Task directions —
Copy the stretch of lines from the one containing "- palette-item[interactable]: Lite Pink: [230, 215, 296, 228]" through the one containing "- palette-label: Lite Yellow: [261, 245, 304, 256]", reproducing each line without any change.

Data shown —
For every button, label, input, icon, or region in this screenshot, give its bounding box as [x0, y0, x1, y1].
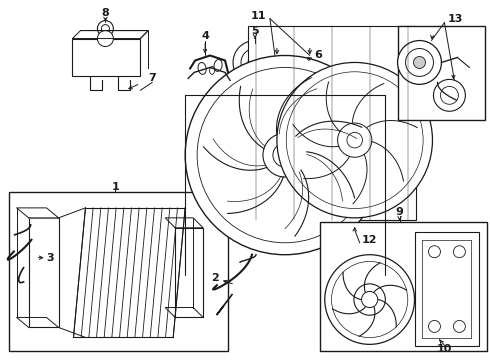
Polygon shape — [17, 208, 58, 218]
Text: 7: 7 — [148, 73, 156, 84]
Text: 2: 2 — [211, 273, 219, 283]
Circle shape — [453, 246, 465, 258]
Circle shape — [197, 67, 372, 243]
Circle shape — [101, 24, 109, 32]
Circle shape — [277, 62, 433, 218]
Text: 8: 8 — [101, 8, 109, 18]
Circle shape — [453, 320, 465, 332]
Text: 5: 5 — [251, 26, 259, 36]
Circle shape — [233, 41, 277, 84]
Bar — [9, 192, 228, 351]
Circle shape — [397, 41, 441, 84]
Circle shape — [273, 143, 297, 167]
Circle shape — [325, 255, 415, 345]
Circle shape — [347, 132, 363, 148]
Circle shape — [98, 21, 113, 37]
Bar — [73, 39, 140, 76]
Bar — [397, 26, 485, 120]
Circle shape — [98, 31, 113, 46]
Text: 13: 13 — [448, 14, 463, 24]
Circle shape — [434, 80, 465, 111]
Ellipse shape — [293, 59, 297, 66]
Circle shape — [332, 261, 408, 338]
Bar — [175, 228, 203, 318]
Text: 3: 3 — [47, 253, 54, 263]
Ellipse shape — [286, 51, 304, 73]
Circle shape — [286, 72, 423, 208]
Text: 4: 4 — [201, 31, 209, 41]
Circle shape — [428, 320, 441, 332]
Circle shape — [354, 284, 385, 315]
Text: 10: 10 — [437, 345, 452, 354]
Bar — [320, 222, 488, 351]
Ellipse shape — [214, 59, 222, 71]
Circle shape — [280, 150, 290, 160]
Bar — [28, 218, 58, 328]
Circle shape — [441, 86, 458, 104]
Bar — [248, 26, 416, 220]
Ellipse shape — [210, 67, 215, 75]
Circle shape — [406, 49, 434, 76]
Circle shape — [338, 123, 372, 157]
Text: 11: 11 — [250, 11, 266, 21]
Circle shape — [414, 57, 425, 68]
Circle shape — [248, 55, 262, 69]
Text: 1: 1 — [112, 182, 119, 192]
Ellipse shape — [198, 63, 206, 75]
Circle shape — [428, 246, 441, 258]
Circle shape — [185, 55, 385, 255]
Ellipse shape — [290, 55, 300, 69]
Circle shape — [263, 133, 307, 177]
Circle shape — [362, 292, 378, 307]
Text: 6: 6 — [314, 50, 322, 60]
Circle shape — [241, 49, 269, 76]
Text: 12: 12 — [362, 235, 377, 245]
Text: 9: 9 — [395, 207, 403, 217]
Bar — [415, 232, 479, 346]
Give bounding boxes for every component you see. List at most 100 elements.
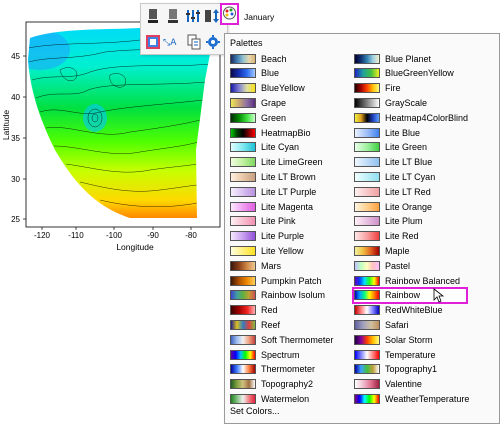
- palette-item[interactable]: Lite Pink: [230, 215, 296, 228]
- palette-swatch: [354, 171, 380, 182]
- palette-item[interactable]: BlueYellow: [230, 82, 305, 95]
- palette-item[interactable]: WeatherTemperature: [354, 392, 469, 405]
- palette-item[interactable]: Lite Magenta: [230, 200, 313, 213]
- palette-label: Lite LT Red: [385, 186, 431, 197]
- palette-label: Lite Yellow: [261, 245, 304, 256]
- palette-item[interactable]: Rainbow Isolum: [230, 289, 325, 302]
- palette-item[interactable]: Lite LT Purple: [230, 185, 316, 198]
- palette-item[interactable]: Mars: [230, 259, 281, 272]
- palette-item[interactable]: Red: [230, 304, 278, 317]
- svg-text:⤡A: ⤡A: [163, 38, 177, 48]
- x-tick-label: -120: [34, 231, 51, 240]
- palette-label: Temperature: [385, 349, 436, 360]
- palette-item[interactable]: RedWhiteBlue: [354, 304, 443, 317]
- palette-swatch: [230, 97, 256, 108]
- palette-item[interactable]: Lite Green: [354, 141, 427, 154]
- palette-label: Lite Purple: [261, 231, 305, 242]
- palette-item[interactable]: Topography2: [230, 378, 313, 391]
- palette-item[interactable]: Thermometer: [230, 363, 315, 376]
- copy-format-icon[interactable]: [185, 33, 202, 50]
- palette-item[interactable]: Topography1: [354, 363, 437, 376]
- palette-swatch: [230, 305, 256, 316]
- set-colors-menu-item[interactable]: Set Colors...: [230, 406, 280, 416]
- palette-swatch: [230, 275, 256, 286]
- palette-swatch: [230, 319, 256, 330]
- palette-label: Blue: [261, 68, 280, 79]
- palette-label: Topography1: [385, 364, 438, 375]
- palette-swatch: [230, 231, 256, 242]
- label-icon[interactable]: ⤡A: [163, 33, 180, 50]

Solution for this exercise —
- palette-item[interactable]: Lite Pink: [230, 215, 296, 228]
- palette-swatch: [354, 171, 380, 182]
- palette-item[interactable]: BlueYellow: [230, 82, 305, 95]
- palette-item[interactable]: WeatherTemperature: [354, 392, 469, 405]
- palette-item[interactable]: Lite Magenta: [230, 200, 313, 213]
- palette-label: Lite LT Red: [385, 186, 431, 197]
- palette-label: Lite Yellow: [261, 245, 304, 256]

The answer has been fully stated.